Instructions for the task = Scan the data below for the string "polished". Show every line where it turns up.
— START Provided information —
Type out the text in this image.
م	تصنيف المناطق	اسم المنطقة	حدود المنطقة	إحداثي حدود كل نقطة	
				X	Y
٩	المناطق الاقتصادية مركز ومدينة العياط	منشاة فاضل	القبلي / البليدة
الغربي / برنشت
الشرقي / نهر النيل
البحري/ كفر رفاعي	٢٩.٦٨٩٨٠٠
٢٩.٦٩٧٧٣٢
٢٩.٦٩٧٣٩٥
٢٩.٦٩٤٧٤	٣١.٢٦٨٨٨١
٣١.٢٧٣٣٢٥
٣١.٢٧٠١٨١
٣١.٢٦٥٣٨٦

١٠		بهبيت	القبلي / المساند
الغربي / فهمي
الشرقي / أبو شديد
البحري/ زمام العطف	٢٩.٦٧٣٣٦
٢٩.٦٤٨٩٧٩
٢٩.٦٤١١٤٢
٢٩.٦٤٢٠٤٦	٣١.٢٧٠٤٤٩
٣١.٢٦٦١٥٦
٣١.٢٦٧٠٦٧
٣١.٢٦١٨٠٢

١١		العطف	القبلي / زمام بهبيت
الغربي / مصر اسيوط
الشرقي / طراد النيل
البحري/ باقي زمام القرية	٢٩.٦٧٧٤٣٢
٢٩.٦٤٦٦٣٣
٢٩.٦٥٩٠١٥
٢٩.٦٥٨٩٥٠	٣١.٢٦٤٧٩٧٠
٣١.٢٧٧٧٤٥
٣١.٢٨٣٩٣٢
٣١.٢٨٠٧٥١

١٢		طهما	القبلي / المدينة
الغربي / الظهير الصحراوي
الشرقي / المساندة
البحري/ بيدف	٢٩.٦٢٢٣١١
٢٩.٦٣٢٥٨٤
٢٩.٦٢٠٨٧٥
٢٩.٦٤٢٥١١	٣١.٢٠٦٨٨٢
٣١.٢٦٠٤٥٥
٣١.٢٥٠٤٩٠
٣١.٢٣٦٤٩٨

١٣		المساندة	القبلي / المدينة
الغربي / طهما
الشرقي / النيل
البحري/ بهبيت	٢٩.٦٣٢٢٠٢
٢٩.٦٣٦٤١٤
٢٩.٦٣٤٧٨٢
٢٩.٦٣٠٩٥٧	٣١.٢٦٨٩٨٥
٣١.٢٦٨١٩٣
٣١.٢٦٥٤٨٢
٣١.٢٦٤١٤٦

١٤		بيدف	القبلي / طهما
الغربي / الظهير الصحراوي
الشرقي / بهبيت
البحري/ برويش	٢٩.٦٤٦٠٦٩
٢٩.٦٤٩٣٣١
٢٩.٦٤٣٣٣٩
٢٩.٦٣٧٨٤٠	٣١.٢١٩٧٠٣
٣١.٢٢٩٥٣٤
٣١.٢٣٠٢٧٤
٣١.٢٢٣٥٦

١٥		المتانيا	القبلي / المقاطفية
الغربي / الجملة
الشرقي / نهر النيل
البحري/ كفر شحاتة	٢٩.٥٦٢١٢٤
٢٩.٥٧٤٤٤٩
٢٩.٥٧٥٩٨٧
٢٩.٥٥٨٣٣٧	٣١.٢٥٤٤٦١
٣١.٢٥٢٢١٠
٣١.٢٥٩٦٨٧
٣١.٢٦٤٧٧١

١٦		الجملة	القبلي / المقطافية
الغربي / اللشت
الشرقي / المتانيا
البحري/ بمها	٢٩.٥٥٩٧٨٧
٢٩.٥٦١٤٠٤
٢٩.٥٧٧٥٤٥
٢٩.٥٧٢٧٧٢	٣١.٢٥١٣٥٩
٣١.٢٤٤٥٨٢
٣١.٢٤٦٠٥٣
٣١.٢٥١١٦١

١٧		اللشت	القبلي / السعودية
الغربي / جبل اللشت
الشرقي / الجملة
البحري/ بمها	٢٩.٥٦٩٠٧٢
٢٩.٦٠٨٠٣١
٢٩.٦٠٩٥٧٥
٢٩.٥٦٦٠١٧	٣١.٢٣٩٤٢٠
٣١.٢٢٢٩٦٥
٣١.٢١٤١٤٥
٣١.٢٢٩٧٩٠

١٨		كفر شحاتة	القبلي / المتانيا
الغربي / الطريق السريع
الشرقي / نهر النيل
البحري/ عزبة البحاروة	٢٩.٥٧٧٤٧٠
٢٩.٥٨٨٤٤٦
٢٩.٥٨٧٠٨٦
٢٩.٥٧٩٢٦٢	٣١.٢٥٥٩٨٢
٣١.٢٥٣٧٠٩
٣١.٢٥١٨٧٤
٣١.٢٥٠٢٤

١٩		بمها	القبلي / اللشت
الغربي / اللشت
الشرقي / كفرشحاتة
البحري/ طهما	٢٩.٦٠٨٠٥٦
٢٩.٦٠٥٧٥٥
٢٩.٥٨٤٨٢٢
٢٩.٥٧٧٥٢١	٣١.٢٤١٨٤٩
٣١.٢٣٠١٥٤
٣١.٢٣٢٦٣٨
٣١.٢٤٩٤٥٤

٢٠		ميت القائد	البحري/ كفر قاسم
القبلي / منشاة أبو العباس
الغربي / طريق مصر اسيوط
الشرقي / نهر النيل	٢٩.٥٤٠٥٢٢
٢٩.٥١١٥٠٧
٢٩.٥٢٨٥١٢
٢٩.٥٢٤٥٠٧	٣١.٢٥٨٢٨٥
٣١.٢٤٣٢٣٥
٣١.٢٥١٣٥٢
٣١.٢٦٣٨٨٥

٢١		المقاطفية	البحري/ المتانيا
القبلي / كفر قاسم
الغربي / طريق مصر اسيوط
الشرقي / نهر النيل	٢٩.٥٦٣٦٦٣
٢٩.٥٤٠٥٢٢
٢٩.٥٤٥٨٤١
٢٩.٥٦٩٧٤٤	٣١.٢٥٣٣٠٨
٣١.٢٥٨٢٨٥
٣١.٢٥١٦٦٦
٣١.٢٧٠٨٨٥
— END Provided information —
— START Provided information —
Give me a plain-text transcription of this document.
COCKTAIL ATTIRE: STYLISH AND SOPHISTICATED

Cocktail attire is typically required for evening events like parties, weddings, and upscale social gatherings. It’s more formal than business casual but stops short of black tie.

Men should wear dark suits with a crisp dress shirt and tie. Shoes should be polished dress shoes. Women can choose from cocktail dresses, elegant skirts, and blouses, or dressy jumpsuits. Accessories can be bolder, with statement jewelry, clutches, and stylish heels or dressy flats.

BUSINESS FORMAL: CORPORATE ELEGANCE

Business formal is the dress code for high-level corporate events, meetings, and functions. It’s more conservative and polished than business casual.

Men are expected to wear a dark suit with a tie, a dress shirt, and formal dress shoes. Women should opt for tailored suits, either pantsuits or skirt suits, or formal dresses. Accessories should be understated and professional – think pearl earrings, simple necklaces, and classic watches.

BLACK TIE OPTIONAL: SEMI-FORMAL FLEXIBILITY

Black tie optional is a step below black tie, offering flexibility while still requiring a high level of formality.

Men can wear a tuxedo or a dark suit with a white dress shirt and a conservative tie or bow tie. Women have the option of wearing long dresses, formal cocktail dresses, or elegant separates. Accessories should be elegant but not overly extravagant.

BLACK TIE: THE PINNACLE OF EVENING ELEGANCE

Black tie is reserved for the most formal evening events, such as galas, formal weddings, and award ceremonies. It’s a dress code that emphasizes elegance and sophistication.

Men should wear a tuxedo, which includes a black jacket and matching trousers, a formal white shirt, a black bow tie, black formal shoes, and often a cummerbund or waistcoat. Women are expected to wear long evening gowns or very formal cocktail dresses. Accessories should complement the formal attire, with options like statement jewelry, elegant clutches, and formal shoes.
— END Provided information —
Task solution =
Men should wear dark suits with a crisp dress shirt and tie. Shoes should be polished dress shoes. Women can choose from cocktail dresses, elegant skirts, and blouses, or dressy jumpsuits. Accessories can be bolder, with statement jewelry, clutches, and stylish heels or dressy flats.
Business formal is the dress code for high-level corporate events, meetings, and functions. It’s more conservative and polished than business casual.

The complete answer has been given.